• Exercise aim:
Transcribe the records in full, keeping every character as it is.

• Data entries:
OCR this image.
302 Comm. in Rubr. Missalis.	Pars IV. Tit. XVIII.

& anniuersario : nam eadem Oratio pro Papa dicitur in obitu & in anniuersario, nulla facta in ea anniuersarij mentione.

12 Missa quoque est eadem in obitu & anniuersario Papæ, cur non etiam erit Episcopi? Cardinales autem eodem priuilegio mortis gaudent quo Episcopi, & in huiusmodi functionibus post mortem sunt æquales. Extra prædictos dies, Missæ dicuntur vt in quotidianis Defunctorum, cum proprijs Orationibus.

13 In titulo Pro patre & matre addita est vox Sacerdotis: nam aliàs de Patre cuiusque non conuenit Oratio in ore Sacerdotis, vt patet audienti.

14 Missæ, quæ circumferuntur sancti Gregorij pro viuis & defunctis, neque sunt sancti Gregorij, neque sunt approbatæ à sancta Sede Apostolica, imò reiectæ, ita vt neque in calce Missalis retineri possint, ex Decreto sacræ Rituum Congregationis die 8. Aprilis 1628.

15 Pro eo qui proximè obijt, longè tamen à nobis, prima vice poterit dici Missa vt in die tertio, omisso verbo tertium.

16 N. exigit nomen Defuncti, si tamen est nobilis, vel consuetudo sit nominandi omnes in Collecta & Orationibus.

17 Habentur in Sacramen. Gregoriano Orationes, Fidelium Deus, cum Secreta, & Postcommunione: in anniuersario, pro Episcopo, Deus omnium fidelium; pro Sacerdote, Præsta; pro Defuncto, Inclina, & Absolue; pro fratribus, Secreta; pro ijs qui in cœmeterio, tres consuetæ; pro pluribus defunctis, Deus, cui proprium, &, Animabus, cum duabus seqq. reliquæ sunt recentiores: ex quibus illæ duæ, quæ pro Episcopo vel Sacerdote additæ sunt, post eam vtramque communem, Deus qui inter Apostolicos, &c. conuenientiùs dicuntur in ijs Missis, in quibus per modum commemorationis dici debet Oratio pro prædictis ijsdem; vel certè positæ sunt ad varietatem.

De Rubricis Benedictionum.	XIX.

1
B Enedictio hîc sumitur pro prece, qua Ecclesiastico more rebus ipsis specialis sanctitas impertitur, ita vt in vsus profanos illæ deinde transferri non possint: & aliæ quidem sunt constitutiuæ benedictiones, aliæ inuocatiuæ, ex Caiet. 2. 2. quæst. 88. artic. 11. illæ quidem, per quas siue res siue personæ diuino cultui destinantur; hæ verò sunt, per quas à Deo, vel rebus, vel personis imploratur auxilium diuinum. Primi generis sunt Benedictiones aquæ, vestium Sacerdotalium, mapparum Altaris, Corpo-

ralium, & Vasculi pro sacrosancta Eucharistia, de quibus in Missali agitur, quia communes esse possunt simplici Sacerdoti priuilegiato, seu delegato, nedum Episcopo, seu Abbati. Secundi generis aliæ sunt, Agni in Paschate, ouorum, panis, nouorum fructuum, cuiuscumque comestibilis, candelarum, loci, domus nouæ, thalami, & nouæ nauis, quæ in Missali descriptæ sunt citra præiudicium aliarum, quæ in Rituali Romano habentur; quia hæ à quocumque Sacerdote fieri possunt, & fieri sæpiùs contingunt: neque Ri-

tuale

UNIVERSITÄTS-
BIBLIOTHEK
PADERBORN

• Task result:
OCR this image.
302 Comm. in Rubr. Missalis.	Pars IV. Tit. XVIII.

& anniuersario : nam eadem Oratio pro Papa dicitur in obitu & in anniuersario, nulla facta in ea anniuersarij mentione.

12 Missa quoque est eadem in obitu & anniuersario Papæ, cur non etiam erit Episcopi? Cardinales autem eodem priuilegio mortis gaudent quo Episcopi, & in huiusmodi functionibus post mortem sunt æquales. Extra prædictos dies, Missæ dicuntur vt in quotidianis Defunctorum, cum proprijs Orationibus.

13 In titulo Pro patre & matre addita est vox Sacerdotis: nam aliàs de Patre cuiusque non conuenit Oratio in ore Sacerdotis, vt patet audienti.

14 Missæ, quæ circumferuntur sancti Gregorij pro viuis & defunctis, neque sunt sancti Gregorij, neque sunt approbatæ à sancta Sede Apostolica, imò reiectæ, ita vt neque in calce Missalis retineri possint, ex Decreto sacræ Rituum Congregationis die 8. Aprilis 1628.

15 Pro eo qui proximè obijt, longè tamen à nobis, prima vice poterit dici Missa vt in die tertio, omisso verbo tertium.

16 N. exigit nomen Defuncti, si tamen est nobilis, vel consuetudo sit nominandi omnes in Collecta & Orationibus.

17 Habentur in Sacramen. Gregoriano Orationes, Fidelium Deus, cum Secreta, & Postcommunione: in anniuersario, pro Episcopo, Deus omnium fidelium; pro Sacerdote, Præsta; pro Defuncto, Inclina, & Absolue; pro fratribus, Secreta; pro ijs qui in cœmeterio, tres consuetæ; pro pluribus defunctis, Deus, cui proprium, &, Animabus, cum duabus seqq. reliquæ sunt recentiores: ex quibus illæ duæ, quæ pro Episcopo vel Sacerdote additæ sunt, post eam vtramque communem, Deus qui inter Apostolicos, &c. conuenientiùs dicuntur in ijs Missis, in quibus per modum commemorationis dici debet Oratio pro prædictis ijsdem; vel certè positæ sunt ad varietatem.

De Rubricis Benedictionum.	XIX.

1
B Enedictio hîc sumitur pro prece, qua Ecclesiastico more rebus ipsis specialis sanctitas impertitur, ita vt in vsus profanos illæ deinde transferri non possint: & aliæ quidem sunt constitutiuæ benedictiones, aliæ inuocatiuæ, ex Caiet. 2. 2. quæst. 88. artic. 11. illæ quidem, per quas siue res siue personæ diuino cultui destinantur; hæ verò sunt, per quas à Deo, vel rebus, vel personis imploratur auxilium diuinum. Primi generis sunt Benedictiones aquæ, vestium Sacerdotalium, mapparum Altaris, Corpo-

ralium, & Vasculi pro sacrosancta Eucharistia, de quibus in Missali agitur, quia communes esse possunt simplici Sacerdoti priuilegiato, seu delegato, nedum Episcopo, seu Abbati. Secundi generis aliæ sunt, Agni in Paschate, ouorum, panis, nouorum fructuum, cuiuscumque comestibilis, candelarum, loci, domus nouæ, thalami, & nouæ nauis, quæ in Missali descriptæ sunt citra præiudicium aliarum, quæ in Rituali Romano habentur; quia hæ à quocumque Sacerdote fieri possunt, & fieri sæpiùs contingunt: neque Ri-

tuale

UNIVERSITÄTS-
BIBLIOTHEK
PADERBORN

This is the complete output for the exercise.